=== RECORDS SUPPLIED ===
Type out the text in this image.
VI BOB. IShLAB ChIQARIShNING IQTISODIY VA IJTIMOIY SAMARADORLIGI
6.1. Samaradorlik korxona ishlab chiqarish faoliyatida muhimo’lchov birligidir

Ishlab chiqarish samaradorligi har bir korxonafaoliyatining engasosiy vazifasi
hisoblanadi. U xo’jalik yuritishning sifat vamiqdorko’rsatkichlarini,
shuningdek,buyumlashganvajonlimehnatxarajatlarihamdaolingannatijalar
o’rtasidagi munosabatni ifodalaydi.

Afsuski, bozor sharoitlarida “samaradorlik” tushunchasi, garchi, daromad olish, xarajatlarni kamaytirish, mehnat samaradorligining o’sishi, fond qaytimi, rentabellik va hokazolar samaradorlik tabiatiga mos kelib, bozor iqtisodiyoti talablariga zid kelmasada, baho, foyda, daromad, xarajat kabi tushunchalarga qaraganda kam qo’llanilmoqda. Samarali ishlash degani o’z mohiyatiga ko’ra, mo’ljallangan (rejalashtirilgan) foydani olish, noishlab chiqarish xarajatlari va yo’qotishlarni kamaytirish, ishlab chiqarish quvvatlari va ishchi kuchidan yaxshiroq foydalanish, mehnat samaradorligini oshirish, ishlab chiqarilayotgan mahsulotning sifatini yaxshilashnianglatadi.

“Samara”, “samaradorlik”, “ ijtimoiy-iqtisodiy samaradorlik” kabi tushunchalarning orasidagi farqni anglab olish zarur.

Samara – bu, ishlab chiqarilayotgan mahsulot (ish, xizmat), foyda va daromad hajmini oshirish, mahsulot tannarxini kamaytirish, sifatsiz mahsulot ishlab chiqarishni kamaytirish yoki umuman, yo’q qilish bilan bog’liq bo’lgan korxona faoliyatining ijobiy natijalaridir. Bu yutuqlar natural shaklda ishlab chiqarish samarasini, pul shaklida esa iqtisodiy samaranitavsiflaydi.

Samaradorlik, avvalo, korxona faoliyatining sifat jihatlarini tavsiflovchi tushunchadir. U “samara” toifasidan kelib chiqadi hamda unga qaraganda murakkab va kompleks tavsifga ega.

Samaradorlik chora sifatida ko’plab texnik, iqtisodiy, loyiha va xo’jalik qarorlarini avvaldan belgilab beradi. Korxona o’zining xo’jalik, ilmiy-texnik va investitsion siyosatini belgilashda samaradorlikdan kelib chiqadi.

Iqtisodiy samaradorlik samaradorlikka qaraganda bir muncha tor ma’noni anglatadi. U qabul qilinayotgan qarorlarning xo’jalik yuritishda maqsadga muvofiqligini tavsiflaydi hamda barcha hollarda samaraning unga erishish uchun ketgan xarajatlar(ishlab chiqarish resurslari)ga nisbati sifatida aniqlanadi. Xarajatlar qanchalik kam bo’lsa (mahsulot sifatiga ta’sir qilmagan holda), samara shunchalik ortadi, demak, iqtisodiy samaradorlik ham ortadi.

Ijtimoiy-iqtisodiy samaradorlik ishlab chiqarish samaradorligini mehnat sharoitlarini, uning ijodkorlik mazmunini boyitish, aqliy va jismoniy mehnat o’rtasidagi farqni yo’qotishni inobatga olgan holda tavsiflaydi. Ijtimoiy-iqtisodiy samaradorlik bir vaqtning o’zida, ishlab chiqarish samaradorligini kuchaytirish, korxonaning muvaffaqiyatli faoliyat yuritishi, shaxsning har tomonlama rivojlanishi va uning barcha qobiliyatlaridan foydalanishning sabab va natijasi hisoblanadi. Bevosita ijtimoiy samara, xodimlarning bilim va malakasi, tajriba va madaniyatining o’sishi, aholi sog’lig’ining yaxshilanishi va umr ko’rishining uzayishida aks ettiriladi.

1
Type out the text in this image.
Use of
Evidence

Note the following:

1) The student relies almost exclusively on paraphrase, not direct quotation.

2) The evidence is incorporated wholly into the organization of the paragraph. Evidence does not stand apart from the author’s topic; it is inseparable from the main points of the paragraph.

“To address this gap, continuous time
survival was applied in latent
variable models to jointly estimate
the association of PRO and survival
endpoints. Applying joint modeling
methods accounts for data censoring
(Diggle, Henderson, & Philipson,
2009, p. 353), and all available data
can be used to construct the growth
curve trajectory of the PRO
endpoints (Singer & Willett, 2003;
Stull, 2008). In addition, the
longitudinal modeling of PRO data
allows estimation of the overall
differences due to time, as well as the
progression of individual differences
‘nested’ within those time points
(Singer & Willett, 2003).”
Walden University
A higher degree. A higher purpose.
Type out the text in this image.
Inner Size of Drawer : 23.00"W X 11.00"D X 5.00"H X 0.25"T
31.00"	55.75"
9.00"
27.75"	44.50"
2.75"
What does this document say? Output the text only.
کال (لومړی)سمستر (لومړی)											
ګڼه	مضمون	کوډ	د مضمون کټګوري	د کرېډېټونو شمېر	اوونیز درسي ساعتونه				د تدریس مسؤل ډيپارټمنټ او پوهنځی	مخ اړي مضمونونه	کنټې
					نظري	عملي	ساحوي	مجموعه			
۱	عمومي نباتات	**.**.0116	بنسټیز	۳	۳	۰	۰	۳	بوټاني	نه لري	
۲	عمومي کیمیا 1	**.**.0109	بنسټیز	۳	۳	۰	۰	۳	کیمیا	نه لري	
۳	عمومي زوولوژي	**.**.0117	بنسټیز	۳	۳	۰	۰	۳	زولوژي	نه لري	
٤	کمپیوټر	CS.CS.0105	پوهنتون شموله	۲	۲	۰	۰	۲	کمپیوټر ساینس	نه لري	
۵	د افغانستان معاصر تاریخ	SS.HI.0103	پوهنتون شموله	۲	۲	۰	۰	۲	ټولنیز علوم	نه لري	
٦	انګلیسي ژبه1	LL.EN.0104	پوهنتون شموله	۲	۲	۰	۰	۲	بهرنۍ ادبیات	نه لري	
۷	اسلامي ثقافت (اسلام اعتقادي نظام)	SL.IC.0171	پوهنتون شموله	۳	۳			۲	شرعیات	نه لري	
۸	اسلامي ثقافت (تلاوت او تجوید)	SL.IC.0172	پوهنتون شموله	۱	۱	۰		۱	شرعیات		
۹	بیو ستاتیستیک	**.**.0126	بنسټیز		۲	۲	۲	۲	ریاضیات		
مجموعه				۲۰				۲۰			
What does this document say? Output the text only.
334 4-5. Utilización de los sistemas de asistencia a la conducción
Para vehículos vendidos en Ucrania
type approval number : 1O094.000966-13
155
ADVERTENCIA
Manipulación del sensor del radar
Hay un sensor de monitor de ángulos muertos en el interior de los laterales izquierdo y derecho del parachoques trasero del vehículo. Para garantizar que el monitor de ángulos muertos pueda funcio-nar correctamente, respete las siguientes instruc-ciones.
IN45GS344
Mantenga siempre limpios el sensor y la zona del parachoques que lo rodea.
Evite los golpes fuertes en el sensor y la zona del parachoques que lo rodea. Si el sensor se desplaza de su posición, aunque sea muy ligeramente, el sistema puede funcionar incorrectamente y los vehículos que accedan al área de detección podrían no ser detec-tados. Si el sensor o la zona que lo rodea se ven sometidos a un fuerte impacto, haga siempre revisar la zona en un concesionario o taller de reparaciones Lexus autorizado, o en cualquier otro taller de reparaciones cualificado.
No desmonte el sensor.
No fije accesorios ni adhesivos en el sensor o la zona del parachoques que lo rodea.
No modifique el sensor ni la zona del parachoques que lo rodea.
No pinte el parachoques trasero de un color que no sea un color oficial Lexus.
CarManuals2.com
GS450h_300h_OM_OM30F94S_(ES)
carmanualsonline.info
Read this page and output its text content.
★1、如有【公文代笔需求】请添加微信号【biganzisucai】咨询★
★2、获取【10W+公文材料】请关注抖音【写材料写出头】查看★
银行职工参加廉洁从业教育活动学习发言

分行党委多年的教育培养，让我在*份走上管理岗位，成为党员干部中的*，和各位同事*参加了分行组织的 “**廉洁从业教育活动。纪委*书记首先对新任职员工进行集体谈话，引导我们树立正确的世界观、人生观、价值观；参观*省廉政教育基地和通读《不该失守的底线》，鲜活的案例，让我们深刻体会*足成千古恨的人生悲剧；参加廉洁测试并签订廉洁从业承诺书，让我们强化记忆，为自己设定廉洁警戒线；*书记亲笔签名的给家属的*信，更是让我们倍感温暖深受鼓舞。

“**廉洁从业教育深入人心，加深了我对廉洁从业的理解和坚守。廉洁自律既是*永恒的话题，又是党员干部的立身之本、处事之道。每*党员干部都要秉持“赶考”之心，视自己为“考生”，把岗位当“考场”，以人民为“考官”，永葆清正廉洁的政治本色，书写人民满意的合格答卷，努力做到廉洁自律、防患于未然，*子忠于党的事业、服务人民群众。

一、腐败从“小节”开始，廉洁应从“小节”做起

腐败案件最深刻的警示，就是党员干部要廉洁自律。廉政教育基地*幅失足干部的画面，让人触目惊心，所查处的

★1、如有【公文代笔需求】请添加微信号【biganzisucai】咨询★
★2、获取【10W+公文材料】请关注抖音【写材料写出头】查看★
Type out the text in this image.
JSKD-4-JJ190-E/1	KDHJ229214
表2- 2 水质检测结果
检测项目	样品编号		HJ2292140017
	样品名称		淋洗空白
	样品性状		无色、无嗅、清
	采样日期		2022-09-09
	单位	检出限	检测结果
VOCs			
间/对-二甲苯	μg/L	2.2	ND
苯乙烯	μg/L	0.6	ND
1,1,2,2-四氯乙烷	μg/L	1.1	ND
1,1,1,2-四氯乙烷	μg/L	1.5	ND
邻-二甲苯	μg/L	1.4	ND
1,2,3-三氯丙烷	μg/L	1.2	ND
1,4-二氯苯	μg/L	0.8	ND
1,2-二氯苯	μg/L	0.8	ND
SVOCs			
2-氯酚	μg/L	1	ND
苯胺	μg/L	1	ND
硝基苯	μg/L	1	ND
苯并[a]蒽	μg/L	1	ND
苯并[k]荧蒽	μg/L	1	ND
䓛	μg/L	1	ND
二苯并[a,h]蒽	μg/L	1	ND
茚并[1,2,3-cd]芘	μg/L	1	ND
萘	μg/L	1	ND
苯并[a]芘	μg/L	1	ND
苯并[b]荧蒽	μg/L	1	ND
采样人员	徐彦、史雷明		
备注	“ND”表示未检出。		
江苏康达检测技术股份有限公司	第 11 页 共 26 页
===
__WORK INSTRUCTIONS__. All lines holding the word "پوهنتون" should be picked out and copied.

__TASK OUTPUT__.
٤	کمپیوټر	CS.CS.0105	پوهنتون شموله	۲	۲	۰	۰	۲	کمپیوټر ساینس	نه لري	
۵	د افغانستان معاصر تاریخ	SS.HI.0103	پوهنتون شموله	۲	۲	۰	۰	۲	ټولنیز علوم	نه لري	
٦	انګلیسي ژبه1	LL.EN.0104	پوهنتون شموله	۲	۲	۰	۰	۲	بهرنۍ ادبیات	نه لري	
۷	اسلامي ثقافت (اسلام اعتقادي نظام)	SL.IC.0171	پوهنتون شموله	۳	۳			۲	شرعیات	نه لري	
۸	اسلامي ثقافت (تلاوت او تجوید)	SL.IC.0172	پوهنتون شموله	۱	۱	۰		۱	شرعیات		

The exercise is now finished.